- EXERCISE BRIEF
Copy out all of the material, matching it word for word.
-------- RECORDS SHOWN --------
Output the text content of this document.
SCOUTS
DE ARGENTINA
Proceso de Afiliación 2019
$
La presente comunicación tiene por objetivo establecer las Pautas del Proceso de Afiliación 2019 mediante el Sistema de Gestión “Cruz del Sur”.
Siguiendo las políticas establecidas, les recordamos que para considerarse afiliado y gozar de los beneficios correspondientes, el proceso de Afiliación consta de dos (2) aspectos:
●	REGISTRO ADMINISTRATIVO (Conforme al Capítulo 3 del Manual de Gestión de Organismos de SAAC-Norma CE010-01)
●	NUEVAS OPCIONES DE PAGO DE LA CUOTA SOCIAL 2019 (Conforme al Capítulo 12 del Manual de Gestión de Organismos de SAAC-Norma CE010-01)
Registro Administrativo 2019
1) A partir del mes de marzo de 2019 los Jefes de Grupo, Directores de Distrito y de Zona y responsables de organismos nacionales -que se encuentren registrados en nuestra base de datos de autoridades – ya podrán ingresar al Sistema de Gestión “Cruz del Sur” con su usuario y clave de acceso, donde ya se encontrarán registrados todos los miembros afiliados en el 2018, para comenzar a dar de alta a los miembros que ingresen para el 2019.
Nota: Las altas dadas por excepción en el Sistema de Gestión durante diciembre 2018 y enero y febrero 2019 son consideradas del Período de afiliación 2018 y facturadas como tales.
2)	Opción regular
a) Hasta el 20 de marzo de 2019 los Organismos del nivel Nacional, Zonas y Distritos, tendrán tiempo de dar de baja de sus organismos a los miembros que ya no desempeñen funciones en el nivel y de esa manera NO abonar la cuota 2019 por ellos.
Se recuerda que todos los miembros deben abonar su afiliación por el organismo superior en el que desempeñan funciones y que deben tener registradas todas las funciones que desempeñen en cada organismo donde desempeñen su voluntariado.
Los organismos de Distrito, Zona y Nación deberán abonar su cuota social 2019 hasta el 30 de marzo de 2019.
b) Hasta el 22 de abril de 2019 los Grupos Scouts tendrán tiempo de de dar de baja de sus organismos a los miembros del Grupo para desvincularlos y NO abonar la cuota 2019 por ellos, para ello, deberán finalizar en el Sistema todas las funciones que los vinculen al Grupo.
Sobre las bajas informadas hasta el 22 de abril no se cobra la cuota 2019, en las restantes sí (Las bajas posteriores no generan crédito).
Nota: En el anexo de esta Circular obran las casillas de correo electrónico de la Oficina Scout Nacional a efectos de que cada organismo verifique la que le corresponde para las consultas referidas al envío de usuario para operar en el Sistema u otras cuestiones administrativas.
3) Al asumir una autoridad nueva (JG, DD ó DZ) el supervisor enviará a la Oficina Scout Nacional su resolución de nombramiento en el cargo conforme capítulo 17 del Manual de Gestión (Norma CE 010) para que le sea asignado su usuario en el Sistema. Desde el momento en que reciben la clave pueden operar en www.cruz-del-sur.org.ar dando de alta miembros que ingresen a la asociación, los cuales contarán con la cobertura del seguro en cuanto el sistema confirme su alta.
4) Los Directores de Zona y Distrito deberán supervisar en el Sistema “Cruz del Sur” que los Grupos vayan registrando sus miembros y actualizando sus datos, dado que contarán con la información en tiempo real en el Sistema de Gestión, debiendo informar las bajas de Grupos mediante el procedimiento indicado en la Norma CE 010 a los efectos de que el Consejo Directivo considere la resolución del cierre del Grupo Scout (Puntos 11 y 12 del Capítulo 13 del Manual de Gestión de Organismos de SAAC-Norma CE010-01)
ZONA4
--------
- OUTPUT BELOW
Output the text content of this document.
SCOUTS
DE ARGENTINA
Proceso de Afiliación 2019
$
La presente comunicación tiene por objetivo establecer las Pautas del Proceso de Afiliación 2019 mediante el Sistema de Gestión “Cruz del Sur”.
Siguiendo las políticas establecidas, les recordamos que para considerarse afiliado y gozar de los beneficios correspondientes, el proceso de Afiliación consta de dos (2) aspectos:
●	REGISTRO ADMINISTRATIVO (Conforme al Capítulo 3 del Manual de Gestión de Organismos de SAAC-Norma CE010-01)
●	NUEVAS OPCIONES DE PAGO DE LA CUOTA SOCIAL 2019 (Conforme al Capítulo 12 del Manual de Gestión de Organismos de SAAC-Norma CE010-01)
Registro Administrativo 2019
1) A partir del mes de marzo de 2019 los Jefes de Grupo, Directores de Distrito y de Zona y responsables de organismos nacionales -que se encuentren registrados en nuestra base de datos de autoridades – ya podrán ingresar al Sistema de Gestión “Cruz del Sur” con su usuario y clave de acceso, donde ya se encontrarán registrados todos los miembros afiliados en el 2018, para comenzar a dar de alta a los miembros que ingresen para el 2019.
Nota: Las altas dadas por excepción en el Sistema de Gestión durante diciembre 2018 y enero y febrero 2019 son consideradas del Período de afiliación 2018 y facturadas como tales.
2)	Opción regular
a) Hasta el 20 de marzo de 2019 los Organismos del nivel Nacional, Zonas y Distritos, tendrán tiempo de dar de baja de sus organismos a los miembros que ya no desempeñen funciones en el nivel y de esa manera NO abonar la cuota 2019 por ellos.
Se recuerda que todos los miembros deben abonar su afiliación por el organismo superior en el que desempeñan funciones y que deben tener registradas todas las funciones que desempeñen en cada organismo donde desempeñen su voluntariado.
Los organismos de Distrito, Zona y Nación deberán abonar su cuota social 2019 hasta el 30 de marzo de 2019.
b) Hasta el 22 de abril de 2019 los Grupos Scouts tendrán tiempo de de dar de baja de sus organismos a los miembros del Grupo para desvincularlos y NO abonar la cuota 2019 por ellos, para ello, deberán finalizar en el Sistema todas las funciones que los vinculen al Grupo.
Sobre las bajas informadas hasta el 22 de abril no se cobra la cuota 2019, en las restantes sí (Las bajas posteriores no generan crédito).
Nota: En el anexo de esta Circular obran las casillas de correo electrónico de la Oficina Scout Nacional a efectos de que cada organismo verifique la que le corresponde para las consultas referidas al envío de usuario para operar en el Sistema u otras cuestiones administrativas.
3) Al asumir una autoridad nueva (JG, DD ó DZ) el supervisor enviará a la Oficina Scout Nacional su resolución de nombramiento en el cargo conforme capítulo 17 del Manual de Gestión (Norma CE 010) para que le sea asignado su usuario en el Sistema. Desde el momento en que reciben la clave pueden operar en www.cruz-del-sur.org.ar dando de alta miembros que ingresen a la asociación, los cuales contarán con la cobertura del seguro en cuanto el sistema confirme su alta.
4) Los Directores de Zona y Distrito deberán supervisar en el Sistema “Cruz del Sur” que los Grupos vayan registrando sus miembros y actualizando sus datos, dado que contarán con la información en tiempo real en el Sistema de Gestión, debiendo informar las bajas de Grupos mediante el procedimiento indicado en la Norma CE 010 a los efectos de que el Consejo Directivo considere la resolución del cierre del Grupo Scout (Puntos 11 y 12 del Capítulo 13 del Manual de Gestión de Organismos de SAAC-Norma CE010-01)
ZONA4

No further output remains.